◆ **TASK TO CARRY OUT**:
Quote the listing below in full and exactly as written, but omit every picture.

(Extracted data entries)
========================================================================

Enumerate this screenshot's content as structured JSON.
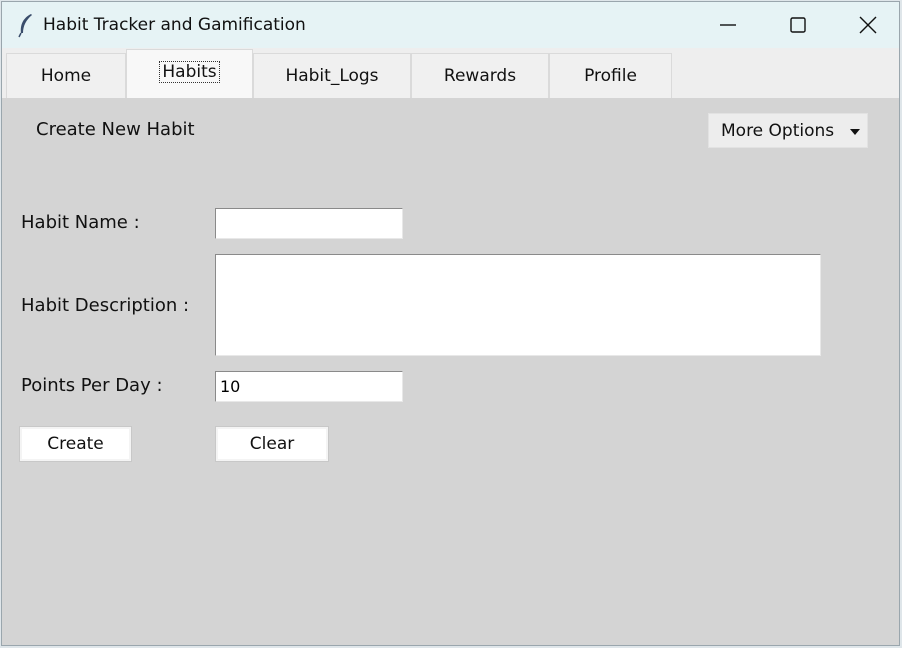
{
  "window": {
    "title": "Habit Tracker and Gamification",
    "icons": {
      "app": "feather-icon",
      "minimize": "minimize-icon",
      "maximize": "maximize-icon",
      "close": "close-icon"
    }
  },
  "tabs": [
    {
      "label": "Home",
      "active": false
    },
    {
      "label": "Habits",
      "active": true
    },
    {
      "label": "Habit_Logs",
      "active": false
    },
    {
      "label": "Rewards",
      "active": false
    },
    {
      "label": "Profile",
      "active": false
    }
  ],
  "form": {
    "heading": "Create New Habit",
    "more_options": {
      "label": "More Options",
      "icon": "dropdown-arrow-icon"
    },
    "habit_name": {
      "label": "Habit Name :",
      "value": ""
    },
    "habit_description": {
      "label": "Habit Description :",
      "value": ""
    },
    "points_per_day": {
      "label": "Points Per Day :",
      "value": "10"
    },
    "create_label": "Create",
    "clear_label": "Clear"
  },
  "colors": {
    "titlebar": "#e6f3f5",
    "background": "#d4d4d4",
    "tabbar": "#eeeeee"
  }
}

========================================================================

◆ **RIGHT ANSWER**:
Enumerate this screenshot's content as structured JSON.
{
  "window": {
    "title": "Habit Tracker and Gamification",
    "icons": {
      "app": "feather-icon",
      "minimize": "minimize-icon",
      "maximize": "maximize-icon",
      "close": "close-icon"
    }
  },
  "tabs": [
    {
      "label": "Home",
      "active": false
    },
    {
      "label": "Habits",
      "active": true
    },
    {
      "label": "Habit_Logs",
      "active": false
    },
    {
      "label": "Rewards",
      "active": false
    },
    {
      "label": "Profile",
      "active": false
    }
  ],
  "form": {
    "heading": "Create New Habit",
    "more_options": {
      "label": "More Options",
      "icon": "dropdown-arrow-icon"
    },
    "habit_name": {
      "label": "Habit Name :",
      "value": ""
    },
    "habit_description": {
      "label": "Habit Description :",
      "value": ""
    },
    "points_per_day": {
      "label": "Points Per Day :",
      "value": "10"
    },
    "create_label": "Create",
    "clear_label": "Clear"
  },
  "colors": {
    "titlebar": "#e6f3f5",
    "background": "#d4d4d4",
    "tabbar": "#eeeeee"
  }
}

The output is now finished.